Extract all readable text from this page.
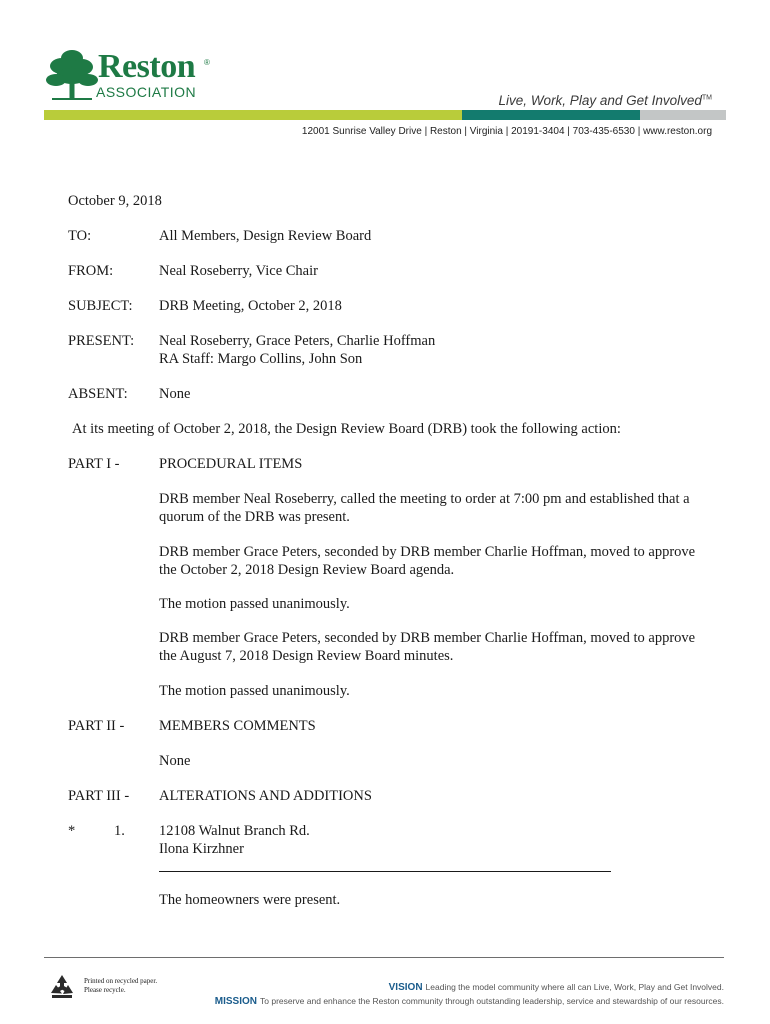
Reston ®
ASSOCIATION
Live, Work, Play and Get Involved™
12001 Sunrise Valley Drive | Reston | Virginia | 20191-3404 | 703-435-6530 | www.reston.org
October 9, 2018
TO:	All Members, Design Review Board
FROM:	Neal Roseberry, Vice Chair
SUBJECT: DRB Meeting, October 2, 2018
PRESENT: Neal Roseberry, Grace Peters, Charlie Hoffman
RA Staff: Margo Collins, John Son
ABSENT: None
At its meeting of October 2, 2018, the Design Review Board (DRB) took the following action:
PART I -	PROCEDURAL ITEMS
DRB member Neal Roseberry, called the meeting to order at 7:00 pm and established that a
quorum of the DRB was present.
DRB member Grace Peters, seconded by DRB member Charlie Hoffman, moved to approve
the October 2, 2018 Design Review Board agenda.
The motion passed unanimously.
DRB member Grace Peters, seconded by DRB member Charlie Hoffman, moved to approve
the August 7, 2018 Design Review Board minutes.
The motion passed unanimously.
PART II - MEMBERS COMMENTS
None
PART III - ALTERATIONS AND ADDITIONS
*	1. 12108 Walnut Branch Rd.
Ilona Kirzhner
The homeowners were present.
Printed on recycled paper.
Please recycle.	VISION Leading the model community where all can Live, Work, Play and Get Involved.
MISSION To preserve and enhance the Reston community through outstanding leadership, service and stewardship of our resources.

═══

Examine the records and report how many lines contain the string "Roseberry". Only the number should be given.

3